> [Written request] Each line that includes the string "units" counts once; give the total and nothing else.

> [Material for this task]
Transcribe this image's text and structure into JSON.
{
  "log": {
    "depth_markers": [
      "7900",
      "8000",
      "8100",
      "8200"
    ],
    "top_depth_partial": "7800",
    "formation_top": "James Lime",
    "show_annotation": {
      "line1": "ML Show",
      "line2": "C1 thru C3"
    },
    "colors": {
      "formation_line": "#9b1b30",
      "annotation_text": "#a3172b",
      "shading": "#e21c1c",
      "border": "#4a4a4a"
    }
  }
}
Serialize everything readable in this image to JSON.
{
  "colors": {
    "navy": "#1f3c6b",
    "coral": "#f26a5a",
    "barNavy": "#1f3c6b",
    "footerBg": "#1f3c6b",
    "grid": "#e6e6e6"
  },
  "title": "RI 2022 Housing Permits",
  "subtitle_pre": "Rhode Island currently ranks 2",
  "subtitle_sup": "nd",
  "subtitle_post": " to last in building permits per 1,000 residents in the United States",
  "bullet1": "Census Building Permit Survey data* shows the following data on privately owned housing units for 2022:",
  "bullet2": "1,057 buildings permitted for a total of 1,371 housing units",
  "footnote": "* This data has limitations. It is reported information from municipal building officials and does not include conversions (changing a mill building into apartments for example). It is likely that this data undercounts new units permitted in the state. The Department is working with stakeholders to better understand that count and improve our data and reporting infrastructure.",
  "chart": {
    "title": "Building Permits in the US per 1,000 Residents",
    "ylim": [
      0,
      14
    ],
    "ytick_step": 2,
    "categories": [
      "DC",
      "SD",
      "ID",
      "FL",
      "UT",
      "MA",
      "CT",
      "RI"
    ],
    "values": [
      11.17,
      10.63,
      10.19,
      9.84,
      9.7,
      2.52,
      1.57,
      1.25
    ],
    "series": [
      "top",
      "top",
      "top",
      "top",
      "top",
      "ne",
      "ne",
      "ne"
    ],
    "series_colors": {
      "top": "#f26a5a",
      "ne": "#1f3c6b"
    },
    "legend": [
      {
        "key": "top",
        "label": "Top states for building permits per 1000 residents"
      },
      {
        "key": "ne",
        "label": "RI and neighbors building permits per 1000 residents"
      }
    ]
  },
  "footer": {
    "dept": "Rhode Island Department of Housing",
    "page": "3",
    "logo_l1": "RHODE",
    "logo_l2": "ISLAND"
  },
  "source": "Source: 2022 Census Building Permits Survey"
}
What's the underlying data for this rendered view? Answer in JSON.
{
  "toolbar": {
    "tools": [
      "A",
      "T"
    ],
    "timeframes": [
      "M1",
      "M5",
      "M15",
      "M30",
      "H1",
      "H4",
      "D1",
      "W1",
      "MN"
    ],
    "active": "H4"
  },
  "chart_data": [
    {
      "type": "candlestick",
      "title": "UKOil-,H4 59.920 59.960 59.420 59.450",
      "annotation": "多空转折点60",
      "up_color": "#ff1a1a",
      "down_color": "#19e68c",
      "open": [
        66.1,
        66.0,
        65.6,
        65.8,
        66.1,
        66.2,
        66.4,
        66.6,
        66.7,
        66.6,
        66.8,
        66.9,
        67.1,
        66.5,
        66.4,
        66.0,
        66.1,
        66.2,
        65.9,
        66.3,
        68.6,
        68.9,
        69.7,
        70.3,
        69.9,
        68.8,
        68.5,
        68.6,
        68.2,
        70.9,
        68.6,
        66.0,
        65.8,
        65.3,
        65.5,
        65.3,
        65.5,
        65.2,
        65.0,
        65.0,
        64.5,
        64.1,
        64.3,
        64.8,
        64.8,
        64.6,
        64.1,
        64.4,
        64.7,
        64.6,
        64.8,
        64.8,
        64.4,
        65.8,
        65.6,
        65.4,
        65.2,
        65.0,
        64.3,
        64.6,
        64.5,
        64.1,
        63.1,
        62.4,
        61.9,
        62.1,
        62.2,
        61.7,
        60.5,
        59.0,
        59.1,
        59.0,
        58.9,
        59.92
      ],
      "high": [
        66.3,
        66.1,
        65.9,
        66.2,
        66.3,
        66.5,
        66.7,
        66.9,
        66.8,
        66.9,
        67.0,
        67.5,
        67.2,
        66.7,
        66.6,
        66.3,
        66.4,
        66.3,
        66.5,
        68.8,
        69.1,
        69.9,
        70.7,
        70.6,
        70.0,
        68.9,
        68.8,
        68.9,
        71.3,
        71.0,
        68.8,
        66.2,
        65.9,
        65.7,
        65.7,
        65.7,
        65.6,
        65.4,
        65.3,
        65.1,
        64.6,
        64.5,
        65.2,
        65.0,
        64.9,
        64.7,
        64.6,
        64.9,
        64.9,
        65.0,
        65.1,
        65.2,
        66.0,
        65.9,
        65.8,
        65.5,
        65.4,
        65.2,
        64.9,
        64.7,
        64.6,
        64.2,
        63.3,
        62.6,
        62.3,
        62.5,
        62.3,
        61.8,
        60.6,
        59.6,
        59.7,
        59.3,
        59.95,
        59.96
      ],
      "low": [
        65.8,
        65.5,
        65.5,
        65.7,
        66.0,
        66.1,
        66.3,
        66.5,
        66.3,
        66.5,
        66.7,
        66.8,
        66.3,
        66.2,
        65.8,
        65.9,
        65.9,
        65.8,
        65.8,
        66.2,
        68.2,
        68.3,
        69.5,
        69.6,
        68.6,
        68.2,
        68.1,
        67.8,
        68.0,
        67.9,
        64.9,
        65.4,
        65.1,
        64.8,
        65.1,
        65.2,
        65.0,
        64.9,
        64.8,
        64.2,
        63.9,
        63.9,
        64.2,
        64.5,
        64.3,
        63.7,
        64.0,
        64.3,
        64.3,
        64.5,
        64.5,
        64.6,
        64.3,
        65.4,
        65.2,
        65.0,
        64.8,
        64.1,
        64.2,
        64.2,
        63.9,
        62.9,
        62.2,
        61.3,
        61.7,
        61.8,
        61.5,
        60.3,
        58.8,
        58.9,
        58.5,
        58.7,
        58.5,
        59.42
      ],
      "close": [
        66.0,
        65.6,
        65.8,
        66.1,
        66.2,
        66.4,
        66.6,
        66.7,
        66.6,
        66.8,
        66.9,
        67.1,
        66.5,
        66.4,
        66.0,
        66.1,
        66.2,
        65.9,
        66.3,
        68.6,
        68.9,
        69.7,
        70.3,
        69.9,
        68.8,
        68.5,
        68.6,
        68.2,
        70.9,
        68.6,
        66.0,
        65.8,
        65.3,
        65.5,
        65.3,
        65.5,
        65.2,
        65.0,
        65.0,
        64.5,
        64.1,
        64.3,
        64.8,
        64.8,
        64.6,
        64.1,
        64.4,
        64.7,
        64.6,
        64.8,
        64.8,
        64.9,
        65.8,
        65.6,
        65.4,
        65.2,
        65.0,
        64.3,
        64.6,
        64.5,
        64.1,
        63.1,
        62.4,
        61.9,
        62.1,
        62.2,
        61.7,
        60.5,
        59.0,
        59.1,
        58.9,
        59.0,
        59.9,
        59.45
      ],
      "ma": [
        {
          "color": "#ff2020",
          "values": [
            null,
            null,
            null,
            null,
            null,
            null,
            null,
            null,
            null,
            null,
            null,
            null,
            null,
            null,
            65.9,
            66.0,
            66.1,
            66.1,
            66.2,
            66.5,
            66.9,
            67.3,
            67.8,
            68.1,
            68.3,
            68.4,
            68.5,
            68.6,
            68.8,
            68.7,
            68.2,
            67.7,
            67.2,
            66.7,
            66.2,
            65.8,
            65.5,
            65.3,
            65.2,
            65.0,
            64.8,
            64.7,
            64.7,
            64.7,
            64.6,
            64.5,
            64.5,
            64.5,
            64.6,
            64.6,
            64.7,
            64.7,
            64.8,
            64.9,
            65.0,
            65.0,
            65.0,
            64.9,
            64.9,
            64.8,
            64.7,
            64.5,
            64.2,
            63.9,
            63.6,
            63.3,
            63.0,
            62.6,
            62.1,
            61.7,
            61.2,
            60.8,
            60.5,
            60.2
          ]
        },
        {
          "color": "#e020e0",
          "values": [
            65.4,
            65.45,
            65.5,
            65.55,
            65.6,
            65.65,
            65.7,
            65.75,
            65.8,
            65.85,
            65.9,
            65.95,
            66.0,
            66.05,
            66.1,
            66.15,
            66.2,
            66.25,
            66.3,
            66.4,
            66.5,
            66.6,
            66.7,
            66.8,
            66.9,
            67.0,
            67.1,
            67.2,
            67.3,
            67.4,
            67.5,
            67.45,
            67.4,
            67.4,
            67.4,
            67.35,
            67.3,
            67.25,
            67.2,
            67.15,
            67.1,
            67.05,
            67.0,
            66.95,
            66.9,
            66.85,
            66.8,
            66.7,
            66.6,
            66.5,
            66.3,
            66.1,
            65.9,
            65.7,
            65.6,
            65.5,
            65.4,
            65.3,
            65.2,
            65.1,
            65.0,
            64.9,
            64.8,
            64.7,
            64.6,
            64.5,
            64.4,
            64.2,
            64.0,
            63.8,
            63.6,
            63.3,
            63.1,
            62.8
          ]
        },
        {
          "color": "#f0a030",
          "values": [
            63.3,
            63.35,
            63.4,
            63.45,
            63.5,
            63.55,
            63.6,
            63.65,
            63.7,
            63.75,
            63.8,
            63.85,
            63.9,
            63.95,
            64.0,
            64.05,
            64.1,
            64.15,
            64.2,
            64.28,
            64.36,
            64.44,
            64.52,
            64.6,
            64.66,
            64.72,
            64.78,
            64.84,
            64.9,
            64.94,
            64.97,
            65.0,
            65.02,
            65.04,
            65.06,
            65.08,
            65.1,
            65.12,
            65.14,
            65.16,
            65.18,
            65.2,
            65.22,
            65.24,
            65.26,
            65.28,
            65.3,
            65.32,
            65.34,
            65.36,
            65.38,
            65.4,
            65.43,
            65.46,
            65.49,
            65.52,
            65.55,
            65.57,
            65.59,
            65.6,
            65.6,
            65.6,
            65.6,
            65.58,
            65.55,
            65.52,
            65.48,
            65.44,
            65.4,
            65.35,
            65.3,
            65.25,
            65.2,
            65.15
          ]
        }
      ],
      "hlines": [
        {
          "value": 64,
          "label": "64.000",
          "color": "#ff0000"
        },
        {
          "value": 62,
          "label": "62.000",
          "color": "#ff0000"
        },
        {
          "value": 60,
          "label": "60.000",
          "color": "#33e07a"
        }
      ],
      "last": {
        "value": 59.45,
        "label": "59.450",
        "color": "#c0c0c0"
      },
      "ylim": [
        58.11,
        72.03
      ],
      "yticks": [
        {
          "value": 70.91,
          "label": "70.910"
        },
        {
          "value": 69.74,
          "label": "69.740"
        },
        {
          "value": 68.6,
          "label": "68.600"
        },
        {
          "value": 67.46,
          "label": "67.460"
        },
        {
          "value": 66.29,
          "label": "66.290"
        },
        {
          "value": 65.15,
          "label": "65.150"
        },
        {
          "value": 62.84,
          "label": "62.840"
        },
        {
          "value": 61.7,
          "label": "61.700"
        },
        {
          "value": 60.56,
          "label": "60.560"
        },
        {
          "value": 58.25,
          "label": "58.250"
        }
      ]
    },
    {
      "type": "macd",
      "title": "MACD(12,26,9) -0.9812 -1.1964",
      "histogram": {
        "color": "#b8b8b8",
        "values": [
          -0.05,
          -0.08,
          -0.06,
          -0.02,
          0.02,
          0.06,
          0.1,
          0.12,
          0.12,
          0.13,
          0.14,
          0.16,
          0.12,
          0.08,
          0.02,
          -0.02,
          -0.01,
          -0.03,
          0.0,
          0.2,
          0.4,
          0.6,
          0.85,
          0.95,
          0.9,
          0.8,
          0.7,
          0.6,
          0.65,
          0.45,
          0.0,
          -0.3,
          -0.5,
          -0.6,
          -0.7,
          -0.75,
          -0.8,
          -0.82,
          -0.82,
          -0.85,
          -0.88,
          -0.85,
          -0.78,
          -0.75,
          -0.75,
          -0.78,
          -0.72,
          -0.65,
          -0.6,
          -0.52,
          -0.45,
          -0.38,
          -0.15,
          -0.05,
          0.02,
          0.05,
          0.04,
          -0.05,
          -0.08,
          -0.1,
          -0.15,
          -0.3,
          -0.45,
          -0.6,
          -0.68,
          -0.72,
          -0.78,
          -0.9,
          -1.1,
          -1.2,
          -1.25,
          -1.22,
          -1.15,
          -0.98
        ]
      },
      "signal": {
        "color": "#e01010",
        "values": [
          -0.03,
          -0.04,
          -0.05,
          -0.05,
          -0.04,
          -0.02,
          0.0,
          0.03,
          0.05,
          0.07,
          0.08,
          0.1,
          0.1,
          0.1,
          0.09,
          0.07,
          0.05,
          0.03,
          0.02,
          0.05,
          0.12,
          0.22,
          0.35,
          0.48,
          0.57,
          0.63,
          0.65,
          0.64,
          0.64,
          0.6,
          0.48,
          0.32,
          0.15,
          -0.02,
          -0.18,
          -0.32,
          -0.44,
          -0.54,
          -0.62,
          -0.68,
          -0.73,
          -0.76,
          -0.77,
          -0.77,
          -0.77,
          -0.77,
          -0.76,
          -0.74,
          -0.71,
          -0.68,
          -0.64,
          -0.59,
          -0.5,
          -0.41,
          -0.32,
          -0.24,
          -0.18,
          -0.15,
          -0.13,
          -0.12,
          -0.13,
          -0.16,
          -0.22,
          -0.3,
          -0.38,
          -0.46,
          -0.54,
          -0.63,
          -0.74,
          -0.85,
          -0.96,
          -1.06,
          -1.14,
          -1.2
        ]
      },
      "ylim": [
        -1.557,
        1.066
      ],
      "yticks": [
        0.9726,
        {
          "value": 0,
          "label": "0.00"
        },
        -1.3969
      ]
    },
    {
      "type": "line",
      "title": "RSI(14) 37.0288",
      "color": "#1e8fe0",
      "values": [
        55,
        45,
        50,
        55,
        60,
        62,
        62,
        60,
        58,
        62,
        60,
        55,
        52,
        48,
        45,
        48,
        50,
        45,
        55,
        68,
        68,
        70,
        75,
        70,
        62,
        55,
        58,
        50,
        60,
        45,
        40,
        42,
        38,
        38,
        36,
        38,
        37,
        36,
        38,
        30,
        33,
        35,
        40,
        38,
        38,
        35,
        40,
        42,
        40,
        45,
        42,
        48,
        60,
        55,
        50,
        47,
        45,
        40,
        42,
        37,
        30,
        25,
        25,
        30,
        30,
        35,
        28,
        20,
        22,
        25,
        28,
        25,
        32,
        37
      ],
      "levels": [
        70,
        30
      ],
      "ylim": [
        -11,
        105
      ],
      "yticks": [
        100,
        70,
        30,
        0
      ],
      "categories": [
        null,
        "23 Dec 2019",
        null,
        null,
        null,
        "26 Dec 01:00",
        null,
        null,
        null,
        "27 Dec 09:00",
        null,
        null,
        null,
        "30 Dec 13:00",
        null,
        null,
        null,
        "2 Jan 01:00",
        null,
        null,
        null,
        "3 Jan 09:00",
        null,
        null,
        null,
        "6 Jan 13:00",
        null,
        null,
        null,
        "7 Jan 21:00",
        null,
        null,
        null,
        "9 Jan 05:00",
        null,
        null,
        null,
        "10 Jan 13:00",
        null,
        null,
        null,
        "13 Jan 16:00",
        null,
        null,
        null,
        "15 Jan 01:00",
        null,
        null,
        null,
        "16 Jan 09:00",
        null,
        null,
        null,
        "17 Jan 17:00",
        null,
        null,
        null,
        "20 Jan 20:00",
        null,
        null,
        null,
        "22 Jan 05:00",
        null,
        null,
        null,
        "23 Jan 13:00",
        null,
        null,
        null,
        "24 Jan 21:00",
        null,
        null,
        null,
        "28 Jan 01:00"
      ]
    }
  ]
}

> [Result of the task] 3